> _Exercise task_
How many lines of the data hold the word "Statistics"? State the number and nothing else.

(Recorded data)
┄┄┄┄┄┄┄┄┄┄
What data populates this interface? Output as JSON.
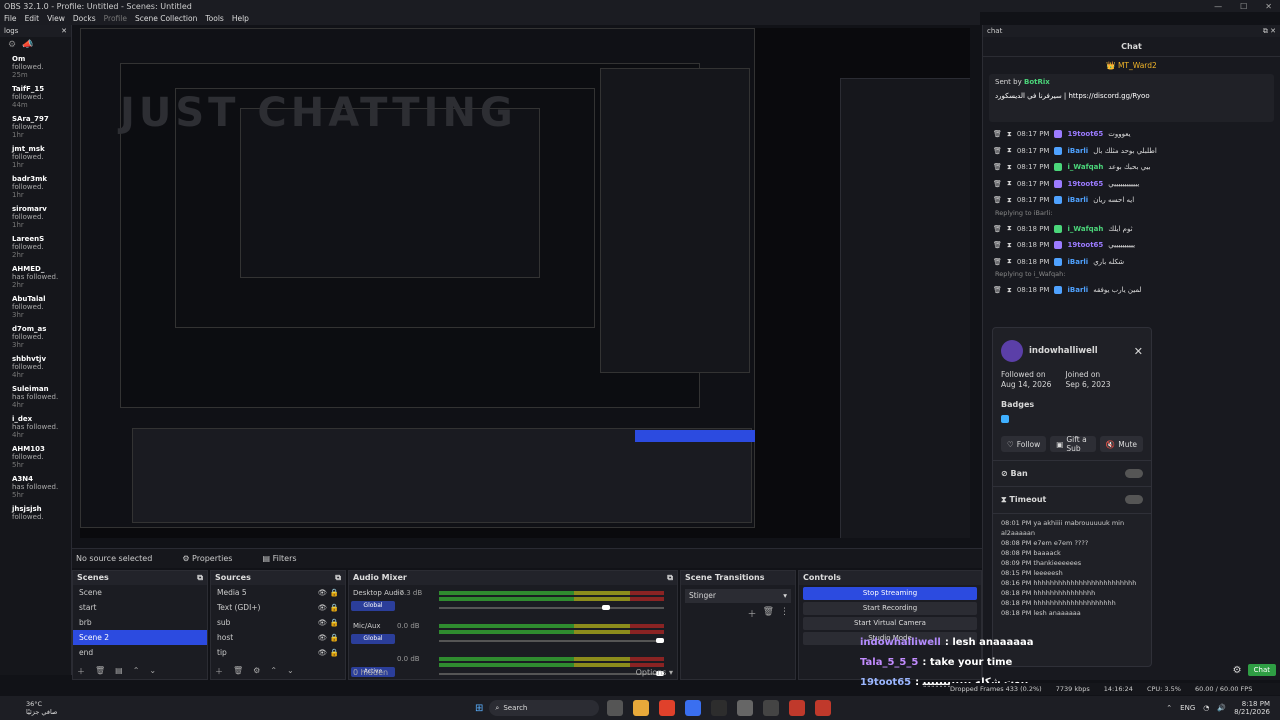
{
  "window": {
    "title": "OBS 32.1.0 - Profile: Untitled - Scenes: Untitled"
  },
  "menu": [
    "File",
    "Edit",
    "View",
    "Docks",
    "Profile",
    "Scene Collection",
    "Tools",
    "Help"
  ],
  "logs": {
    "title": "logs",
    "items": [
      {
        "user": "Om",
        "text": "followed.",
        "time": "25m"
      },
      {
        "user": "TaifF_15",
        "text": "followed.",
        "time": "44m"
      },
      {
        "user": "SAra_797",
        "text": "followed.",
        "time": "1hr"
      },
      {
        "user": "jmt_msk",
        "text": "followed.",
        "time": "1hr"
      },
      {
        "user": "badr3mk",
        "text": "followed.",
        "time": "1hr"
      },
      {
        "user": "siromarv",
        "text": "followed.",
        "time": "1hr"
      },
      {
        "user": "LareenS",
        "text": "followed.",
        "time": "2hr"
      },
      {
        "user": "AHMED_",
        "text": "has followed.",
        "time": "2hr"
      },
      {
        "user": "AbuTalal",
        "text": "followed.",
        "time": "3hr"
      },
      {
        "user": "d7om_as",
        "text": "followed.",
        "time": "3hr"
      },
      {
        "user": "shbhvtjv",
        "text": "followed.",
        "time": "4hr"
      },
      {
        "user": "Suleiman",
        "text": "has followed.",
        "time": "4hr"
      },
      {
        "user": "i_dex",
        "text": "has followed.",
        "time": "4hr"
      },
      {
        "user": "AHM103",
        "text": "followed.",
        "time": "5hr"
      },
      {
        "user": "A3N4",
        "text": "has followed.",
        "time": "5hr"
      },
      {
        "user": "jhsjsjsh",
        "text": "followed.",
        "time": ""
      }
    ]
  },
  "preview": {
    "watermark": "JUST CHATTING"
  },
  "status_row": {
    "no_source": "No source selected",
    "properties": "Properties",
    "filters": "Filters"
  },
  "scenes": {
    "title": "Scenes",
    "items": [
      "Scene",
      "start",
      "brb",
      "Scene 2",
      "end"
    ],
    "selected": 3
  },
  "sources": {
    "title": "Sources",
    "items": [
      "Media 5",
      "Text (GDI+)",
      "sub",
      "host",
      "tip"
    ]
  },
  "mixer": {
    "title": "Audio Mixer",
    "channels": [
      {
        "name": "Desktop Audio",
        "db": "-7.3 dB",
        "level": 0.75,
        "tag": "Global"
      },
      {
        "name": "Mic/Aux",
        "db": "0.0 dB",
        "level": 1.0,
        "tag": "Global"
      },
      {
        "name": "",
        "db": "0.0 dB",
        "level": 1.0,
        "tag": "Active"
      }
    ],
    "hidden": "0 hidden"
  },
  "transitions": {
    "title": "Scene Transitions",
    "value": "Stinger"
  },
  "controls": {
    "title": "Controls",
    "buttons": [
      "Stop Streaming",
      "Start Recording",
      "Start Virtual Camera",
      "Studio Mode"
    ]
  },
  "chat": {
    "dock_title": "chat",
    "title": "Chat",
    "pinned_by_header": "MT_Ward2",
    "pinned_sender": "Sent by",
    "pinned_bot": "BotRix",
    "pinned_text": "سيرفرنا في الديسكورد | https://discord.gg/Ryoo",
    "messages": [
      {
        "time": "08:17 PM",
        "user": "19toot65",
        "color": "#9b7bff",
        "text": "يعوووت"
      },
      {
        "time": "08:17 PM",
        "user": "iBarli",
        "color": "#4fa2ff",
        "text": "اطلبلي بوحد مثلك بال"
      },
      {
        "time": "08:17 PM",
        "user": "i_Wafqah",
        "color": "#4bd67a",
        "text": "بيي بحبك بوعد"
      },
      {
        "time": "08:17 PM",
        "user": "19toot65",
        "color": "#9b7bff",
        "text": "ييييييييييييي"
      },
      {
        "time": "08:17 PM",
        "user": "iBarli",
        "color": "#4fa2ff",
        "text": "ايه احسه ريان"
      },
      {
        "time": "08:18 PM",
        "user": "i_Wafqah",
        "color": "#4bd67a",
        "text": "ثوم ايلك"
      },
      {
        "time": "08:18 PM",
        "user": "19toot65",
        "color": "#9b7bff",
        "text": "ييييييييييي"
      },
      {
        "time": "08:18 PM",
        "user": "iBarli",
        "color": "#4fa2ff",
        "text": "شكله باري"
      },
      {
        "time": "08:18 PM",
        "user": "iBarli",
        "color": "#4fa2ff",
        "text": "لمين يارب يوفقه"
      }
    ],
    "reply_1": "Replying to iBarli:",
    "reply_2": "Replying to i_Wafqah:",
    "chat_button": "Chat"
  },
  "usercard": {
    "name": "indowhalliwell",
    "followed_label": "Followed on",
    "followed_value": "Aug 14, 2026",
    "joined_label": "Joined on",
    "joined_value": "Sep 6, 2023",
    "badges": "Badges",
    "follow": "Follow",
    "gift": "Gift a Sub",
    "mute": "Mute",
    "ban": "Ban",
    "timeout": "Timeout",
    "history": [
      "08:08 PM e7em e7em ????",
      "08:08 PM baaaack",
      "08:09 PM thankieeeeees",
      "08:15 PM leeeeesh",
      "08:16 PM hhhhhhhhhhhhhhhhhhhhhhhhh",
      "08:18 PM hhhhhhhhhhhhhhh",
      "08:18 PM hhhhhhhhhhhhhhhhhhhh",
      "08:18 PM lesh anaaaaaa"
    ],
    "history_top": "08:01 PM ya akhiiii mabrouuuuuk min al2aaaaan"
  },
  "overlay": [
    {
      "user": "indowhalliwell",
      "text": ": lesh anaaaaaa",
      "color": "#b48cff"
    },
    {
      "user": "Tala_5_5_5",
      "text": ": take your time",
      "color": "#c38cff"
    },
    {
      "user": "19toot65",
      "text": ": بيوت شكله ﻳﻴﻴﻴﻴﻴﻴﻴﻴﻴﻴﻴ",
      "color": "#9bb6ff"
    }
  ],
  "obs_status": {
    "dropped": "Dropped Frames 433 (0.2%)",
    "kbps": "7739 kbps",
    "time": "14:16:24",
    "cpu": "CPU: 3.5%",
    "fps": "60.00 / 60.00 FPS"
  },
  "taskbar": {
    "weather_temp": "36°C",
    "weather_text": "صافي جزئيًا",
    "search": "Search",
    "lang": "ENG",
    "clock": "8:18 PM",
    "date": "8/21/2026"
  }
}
┄┄┄┄┄┄┄┄┄┄
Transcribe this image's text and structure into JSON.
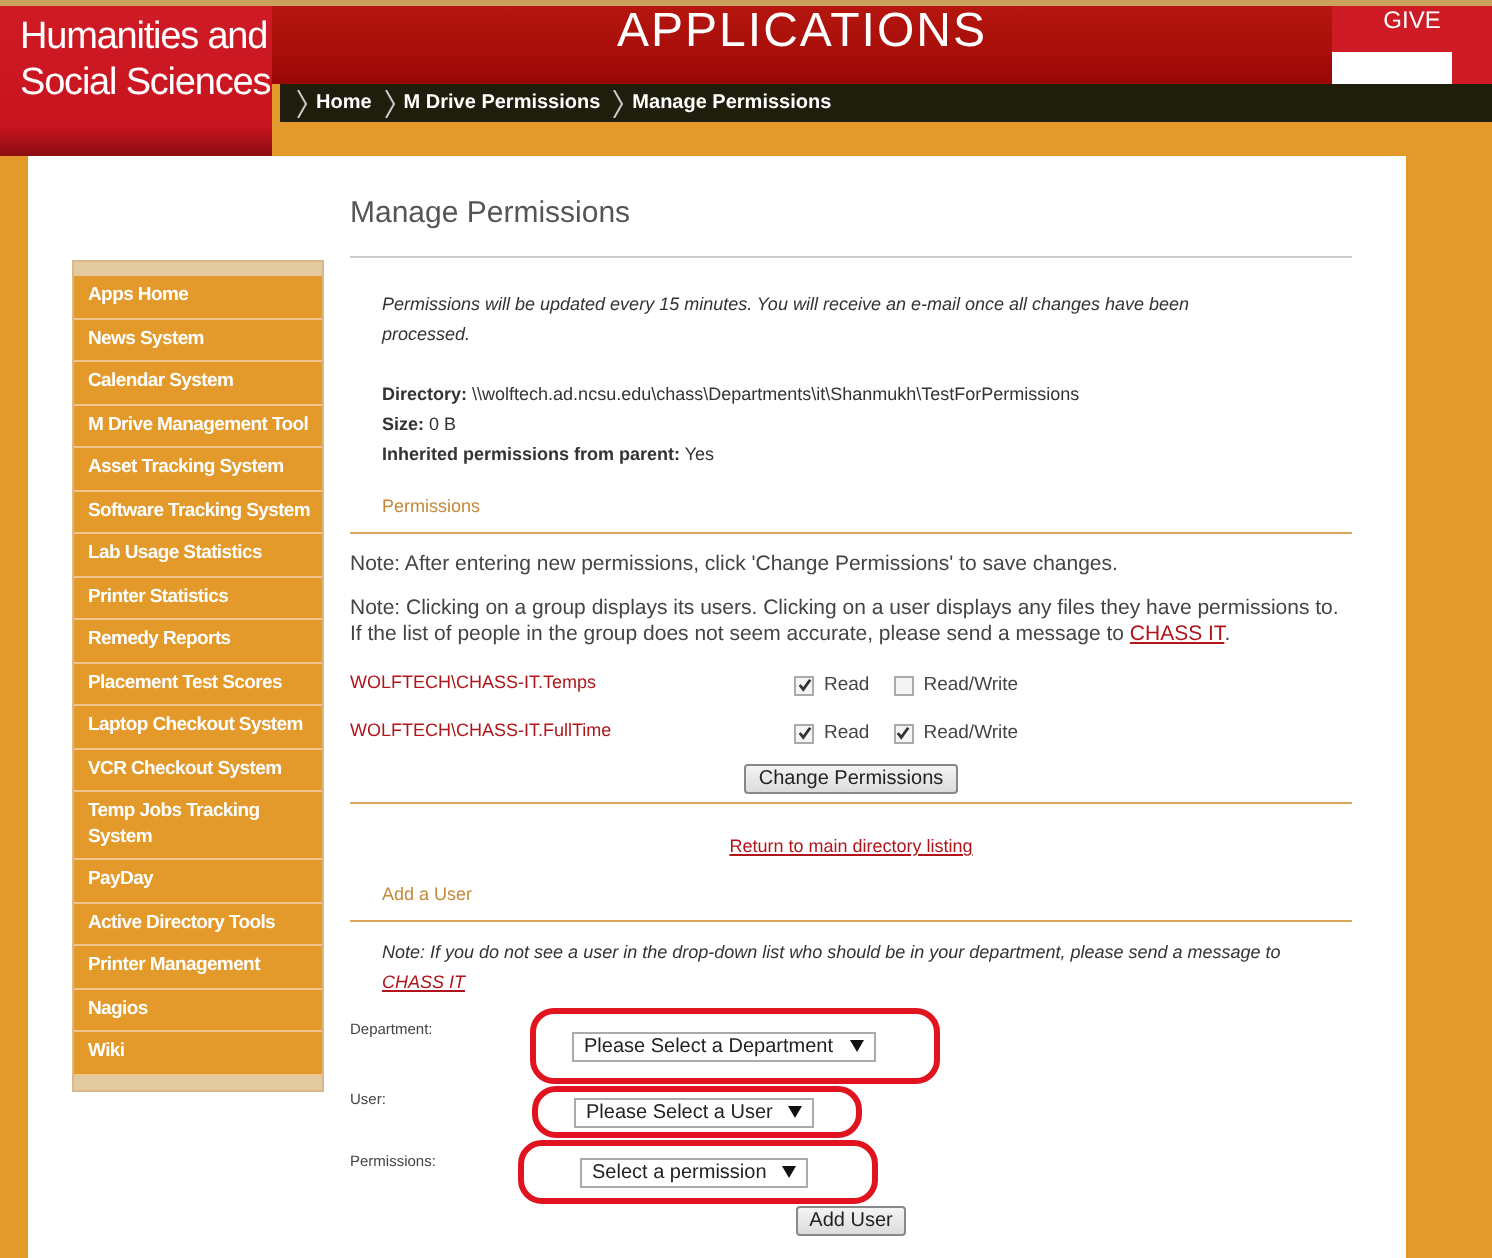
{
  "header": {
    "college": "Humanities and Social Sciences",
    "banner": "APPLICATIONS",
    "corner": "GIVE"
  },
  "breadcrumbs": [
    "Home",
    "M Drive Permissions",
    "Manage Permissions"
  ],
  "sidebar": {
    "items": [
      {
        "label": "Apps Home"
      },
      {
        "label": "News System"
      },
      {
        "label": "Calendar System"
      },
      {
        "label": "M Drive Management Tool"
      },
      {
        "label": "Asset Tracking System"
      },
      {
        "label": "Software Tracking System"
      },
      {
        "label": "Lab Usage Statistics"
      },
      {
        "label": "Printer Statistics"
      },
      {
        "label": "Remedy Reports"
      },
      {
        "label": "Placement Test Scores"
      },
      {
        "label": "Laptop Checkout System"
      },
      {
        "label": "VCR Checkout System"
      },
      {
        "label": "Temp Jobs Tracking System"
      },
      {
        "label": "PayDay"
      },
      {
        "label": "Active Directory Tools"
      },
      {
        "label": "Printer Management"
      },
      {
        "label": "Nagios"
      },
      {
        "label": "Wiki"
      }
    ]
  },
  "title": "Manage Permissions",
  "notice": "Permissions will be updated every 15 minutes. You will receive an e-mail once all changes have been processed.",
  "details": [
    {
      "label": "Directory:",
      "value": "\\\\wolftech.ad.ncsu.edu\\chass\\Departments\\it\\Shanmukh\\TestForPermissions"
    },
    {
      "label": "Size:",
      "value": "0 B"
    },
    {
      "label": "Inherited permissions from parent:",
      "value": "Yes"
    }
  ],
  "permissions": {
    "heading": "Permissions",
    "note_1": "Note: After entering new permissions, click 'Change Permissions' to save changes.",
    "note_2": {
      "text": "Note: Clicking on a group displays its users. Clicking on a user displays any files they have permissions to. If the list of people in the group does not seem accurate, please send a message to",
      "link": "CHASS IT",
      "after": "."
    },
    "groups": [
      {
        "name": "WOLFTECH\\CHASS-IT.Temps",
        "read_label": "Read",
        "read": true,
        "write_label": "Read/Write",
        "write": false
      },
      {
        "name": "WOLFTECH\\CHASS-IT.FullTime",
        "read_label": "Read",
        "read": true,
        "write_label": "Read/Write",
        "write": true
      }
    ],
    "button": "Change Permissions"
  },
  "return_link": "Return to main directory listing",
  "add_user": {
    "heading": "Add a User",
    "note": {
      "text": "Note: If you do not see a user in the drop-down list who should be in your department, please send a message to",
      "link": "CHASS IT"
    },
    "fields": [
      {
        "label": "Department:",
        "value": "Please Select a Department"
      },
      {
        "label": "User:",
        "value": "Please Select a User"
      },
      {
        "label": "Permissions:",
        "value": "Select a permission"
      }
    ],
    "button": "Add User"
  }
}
┄┄┄┄┄┄┄┄┄┄
> _Output below_
2